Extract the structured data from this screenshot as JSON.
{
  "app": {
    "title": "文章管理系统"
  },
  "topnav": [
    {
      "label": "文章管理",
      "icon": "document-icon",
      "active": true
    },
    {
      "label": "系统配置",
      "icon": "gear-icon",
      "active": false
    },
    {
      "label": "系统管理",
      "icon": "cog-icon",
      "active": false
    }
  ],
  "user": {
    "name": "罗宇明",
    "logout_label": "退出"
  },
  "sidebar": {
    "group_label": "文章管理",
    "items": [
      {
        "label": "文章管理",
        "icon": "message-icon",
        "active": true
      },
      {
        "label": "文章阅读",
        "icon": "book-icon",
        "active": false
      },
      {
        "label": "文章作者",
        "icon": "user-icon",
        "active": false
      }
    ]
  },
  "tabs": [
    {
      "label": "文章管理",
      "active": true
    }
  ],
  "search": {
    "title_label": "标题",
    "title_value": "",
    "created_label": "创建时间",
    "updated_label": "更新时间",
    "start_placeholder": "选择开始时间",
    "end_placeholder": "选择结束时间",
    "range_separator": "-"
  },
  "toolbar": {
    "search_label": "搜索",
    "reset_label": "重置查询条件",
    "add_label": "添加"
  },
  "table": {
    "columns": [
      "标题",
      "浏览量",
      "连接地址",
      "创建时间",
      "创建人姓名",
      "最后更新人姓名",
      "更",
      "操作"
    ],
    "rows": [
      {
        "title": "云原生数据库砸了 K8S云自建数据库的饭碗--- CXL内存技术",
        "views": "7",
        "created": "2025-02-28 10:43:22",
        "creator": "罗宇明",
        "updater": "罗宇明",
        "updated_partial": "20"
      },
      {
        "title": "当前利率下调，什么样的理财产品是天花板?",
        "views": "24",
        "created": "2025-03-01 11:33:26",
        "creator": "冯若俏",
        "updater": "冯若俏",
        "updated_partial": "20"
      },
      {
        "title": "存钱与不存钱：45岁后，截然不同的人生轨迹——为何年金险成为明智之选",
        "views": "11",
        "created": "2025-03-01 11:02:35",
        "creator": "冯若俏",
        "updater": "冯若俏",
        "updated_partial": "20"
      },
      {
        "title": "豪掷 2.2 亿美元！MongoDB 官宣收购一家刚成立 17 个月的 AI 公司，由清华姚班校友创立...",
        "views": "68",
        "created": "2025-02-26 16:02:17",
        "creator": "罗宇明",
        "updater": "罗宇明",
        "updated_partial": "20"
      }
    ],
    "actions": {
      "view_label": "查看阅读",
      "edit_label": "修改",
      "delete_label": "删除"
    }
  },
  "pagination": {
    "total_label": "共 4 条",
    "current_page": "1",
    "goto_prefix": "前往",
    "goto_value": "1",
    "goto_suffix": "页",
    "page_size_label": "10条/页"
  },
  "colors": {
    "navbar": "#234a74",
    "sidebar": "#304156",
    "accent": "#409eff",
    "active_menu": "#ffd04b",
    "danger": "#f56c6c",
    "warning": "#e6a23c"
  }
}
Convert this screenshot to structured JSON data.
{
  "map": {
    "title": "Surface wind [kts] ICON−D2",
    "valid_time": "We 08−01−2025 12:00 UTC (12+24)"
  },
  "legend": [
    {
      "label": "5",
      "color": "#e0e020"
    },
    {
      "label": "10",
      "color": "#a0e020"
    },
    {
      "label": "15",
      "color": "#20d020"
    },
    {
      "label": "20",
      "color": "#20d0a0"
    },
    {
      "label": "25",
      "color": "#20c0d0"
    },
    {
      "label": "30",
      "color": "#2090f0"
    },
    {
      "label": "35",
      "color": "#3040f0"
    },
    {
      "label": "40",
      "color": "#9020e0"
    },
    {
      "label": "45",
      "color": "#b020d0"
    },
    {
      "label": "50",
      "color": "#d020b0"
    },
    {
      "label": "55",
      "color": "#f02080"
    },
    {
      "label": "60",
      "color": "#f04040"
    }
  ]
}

= = = = = = =

*WHAT IS BEING ASKED*
Transcribe the material above word for word.

*ANSWER TO THE PROBLEM*
Extract the structured data from this screenshot as JSON.
{
  "app": {
    "title": "文章管理系统"
  },
  "topnav": [
    {
      "label": "文章管理",
      "icon": "document-icon",
      "active": true
    },
    {
      "label": "系统配置",
      "icon": "gear-icon",
      "active": false
    },
    {
      "label": "系统管理",
      "icon": "cog-icon",
      "active": false
    }
  ],
  "user": {
    "name": "罗宇明",
    "logout_label": "退出"
  },
  "sidebar": {
    "group_label": "文章管理",
    "items": [
      {
        "label": "文章管理",
        "icon": "message-icon",
        "active": true
      },
      {
        "label": "文章阅读",
        "icon": "book-icon",
        "active": false
      },
      {
        "label": "文章作者",
        "icon": "user-icon",
        "active": false
      }
    ]
  },
  "tabs": [
    {
      "label": "文章管理",
      "active": true
    }
  ],
  "search": {
    "title_label": "标题",
    "title_value": "",
    "created_label": "创建时间",
    "updated_label": "更新时间",
    "start_placeholder": "选择开始时间",
    "end_placeholder": "选择结束时间",
    "range_separator": "-"
  },
  "toolbar": {
    "search_label": "搜索",
    "reset_label": "重置查询条件",
    "add_label": "添加"
  },
  "table": {
    "columns": [
      "标题",
      "浏览量",
      "连接地址",
      "创建时间",
      "创建人姓名",
      "最后更新人姓名",
      "更",
      "操作"
    ],
    "rows": [
      {
        "title": "云原生数据库砸了 K8S云自建数据库的饭碗--- CXL内存技术",
        "views": "7",
        "created": "2025-02-28 10:43:22",
        "creator": "罗宇明",
        "updater": "罗宇明",
        "updated_partial": "20"
      },
      {
        "title": "当前利率下调，什么样的理财产品是天花板?",
        "views": "24",
        "created": "2025-03-01 11:33:26",
        "creator": "冯若俏",
        "updater": "冯若俏",
        "updated_partial": "20"
      },
      {
        "title": "存钱与不存钱：45岁后，截然不同的人生轨迹——为何年金险成为明智之选",
        "views": "11",
        "created": "2025-03-01 11:02:35",
        "creator": "冯若俏",
        "updater": "冯若俏",
        "updated_partial": "20"
      },
      {
        "title": "豪掷 2.2 亿美元！MongoDB 官宣收购一家刚成立 17 个月的 AI 公司，由清华姚班校友创立...",
        "views": "68",
        "created": "2025-02-26 16:02:17",
        "creator": "罗宇明",
        "updater": "罗宇明",
        "updated_partial": "20"
      }
    ],
    "actions": {
      "view_label": "查看阅读",
      "edit_label": "修改",
      "delete_label": "删除"
    }
  },
  "pagination": {
    "total_label": "共 4 条",
    "current_page": "1",
    "goto_prefix": "前往",
    "goto_value": "1",
    "goto_suffix": "页",
    "page_size_label": "10条/页"
  },
  "colors": {
    "navbar": "#234a74",
    "sidebar": "#304156",
    "accent": "#409eff",
    "active_menu": "#ffd04b",
    "danger": "#f56c6c",
    "warning": "#e6a23c"
  }
}
Convert this screenshot to structured JSON data.
{
  "map": {
    "title": "Surface wind [kts] ICON−D2",
    "valid_time": "We 08−01−2025 12:00 UTC (12+24)"
  },
  "legend": [
    {
      "label": "5",
      "color": "#e0e020"
    },
    {
      "label": "10",
      "color": "#a0e020"
    },
    {
      "label": "15",
      "color": "#20d020"
    },
    {
      "label": "20",
      "color": "#20d0a0"
    },
    {
      "label": "25",
      "color": "#20c0d0"
    },
    {
      "label": "30",
      "color": "#2090f0"
    },
    {
      "label": "35",
      "color": "#3040f0"
    },
    {
      "label": "40",
      "color": "#9020e0"
    },
    {
      "label": "45",
      "color": "#b020d0"
    },
    {
      "label": "50",
      "color": "#d020b0"
    },
    {
      "label": "55",
      "color": "#f02080"
    },
    {
      "label": "60",
      "color": "#f04040"
    }
  ]
}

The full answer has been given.